Take from the listing each line that has the string "update".
··········
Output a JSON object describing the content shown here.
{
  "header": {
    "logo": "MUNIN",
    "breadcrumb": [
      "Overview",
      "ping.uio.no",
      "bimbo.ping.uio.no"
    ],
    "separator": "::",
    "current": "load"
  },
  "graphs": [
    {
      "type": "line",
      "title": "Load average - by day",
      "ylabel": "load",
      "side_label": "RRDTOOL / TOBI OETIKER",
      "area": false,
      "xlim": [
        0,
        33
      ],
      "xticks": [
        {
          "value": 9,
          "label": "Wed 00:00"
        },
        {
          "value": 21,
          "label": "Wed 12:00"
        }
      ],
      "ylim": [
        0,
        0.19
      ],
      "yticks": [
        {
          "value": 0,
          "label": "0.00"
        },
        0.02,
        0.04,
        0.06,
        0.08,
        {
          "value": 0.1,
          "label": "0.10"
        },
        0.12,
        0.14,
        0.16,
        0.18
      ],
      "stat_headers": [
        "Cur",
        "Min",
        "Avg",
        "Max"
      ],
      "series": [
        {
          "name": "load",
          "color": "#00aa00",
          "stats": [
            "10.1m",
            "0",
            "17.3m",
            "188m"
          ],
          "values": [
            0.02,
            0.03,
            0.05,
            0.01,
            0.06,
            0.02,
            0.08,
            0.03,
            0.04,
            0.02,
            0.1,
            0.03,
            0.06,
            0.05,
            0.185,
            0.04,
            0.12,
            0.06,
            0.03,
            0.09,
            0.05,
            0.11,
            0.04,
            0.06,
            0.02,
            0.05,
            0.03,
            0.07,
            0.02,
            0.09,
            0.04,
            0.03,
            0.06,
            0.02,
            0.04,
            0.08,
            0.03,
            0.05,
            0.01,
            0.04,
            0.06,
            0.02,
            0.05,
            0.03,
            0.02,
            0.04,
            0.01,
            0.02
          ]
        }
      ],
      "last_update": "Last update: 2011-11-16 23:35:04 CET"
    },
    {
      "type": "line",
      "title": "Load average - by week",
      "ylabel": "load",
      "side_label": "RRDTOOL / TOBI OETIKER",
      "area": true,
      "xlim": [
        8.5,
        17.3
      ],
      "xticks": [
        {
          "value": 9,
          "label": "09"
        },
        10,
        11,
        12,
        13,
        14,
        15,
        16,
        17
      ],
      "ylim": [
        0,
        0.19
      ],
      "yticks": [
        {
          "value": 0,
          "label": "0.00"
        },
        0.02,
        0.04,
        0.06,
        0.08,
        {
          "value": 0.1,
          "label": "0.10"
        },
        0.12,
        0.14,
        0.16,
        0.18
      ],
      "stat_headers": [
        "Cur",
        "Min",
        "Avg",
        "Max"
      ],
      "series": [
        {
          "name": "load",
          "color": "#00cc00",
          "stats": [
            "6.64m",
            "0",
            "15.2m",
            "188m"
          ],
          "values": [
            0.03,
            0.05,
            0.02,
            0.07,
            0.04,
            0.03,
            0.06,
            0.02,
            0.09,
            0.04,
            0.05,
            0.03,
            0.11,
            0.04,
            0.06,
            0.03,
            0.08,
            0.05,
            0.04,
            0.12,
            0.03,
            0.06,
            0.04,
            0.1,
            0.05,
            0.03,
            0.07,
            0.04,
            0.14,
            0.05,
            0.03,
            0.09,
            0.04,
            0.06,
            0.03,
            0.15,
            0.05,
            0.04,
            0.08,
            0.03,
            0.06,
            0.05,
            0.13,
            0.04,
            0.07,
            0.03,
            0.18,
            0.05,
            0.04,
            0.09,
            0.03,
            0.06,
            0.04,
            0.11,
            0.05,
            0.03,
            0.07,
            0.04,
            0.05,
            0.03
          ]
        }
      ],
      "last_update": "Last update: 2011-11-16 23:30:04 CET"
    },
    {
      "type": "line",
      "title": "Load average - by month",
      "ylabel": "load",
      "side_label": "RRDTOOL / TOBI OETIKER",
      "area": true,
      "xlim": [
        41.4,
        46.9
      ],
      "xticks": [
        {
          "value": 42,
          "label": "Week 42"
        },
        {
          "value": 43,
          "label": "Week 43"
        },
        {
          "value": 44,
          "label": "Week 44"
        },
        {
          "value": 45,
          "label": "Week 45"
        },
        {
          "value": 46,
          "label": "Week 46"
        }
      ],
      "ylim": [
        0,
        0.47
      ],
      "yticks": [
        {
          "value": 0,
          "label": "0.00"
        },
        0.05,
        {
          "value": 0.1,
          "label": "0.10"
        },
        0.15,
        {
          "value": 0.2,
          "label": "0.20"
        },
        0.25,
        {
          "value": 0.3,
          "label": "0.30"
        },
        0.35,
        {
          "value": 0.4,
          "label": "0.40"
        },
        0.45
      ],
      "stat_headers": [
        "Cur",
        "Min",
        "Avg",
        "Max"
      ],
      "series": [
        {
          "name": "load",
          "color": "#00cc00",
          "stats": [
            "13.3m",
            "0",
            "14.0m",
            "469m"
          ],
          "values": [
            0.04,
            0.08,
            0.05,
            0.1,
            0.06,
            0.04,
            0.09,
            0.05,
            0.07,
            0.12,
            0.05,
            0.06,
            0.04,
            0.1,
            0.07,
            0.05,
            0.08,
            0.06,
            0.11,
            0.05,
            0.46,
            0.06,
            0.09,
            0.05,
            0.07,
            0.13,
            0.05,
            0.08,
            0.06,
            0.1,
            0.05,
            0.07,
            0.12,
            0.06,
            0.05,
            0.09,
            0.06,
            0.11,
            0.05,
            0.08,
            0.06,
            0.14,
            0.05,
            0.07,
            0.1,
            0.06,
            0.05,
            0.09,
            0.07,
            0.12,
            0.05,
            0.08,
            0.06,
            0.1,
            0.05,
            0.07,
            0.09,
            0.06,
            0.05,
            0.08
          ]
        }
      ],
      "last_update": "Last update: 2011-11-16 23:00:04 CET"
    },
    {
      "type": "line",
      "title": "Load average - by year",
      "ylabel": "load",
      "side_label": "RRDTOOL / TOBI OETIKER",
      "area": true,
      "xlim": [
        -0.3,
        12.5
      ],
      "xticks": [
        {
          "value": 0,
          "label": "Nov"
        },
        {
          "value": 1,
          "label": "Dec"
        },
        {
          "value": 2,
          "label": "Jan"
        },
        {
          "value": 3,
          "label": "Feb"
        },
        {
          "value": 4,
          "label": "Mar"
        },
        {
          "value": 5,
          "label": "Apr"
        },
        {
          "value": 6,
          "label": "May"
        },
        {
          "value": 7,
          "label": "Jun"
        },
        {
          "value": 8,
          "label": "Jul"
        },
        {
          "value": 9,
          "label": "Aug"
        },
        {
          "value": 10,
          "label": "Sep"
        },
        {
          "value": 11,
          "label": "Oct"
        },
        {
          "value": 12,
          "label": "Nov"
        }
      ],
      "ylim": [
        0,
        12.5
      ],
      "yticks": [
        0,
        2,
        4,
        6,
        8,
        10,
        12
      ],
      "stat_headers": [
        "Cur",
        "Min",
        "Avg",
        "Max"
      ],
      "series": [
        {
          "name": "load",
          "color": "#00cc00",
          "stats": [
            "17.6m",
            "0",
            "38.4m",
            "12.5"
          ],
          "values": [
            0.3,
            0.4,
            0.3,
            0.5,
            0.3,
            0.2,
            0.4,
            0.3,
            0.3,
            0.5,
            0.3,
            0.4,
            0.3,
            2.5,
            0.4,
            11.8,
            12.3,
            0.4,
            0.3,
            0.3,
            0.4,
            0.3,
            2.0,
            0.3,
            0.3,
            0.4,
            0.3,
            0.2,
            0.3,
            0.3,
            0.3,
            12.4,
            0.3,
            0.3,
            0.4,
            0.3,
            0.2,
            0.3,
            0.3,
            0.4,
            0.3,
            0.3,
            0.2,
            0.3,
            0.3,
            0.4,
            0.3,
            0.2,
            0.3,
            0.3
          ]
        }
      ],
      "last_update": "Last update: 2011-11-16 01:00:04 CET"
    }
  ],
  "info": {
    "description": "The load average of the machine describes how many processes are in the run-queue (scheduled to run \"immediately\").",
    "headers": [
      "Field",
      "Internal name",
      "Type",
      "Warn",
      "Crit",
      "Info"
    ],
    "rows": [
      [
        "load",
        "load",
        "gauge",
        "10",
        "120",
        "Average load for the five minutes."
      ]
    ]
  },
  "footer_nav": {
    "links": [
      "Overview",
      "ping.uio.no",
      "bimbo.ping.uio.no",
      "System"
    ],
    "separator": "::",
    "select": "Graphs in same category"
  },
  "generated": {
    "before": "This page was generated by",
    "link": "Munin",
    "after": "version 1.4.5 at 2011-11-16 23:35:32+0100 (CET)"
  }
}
··········
• _Output for this exercise_:
      "last_update": "Last update: 2011-11-16 23:35:04 CET"
      "last_update": "Last update: 2011-11-16 23:30:04 CET"
      "last_update": "Last update: 2011-11-16 23:00:04 CET"
      "last_update": "Last update: 2011-11-16 01:00:04 CET"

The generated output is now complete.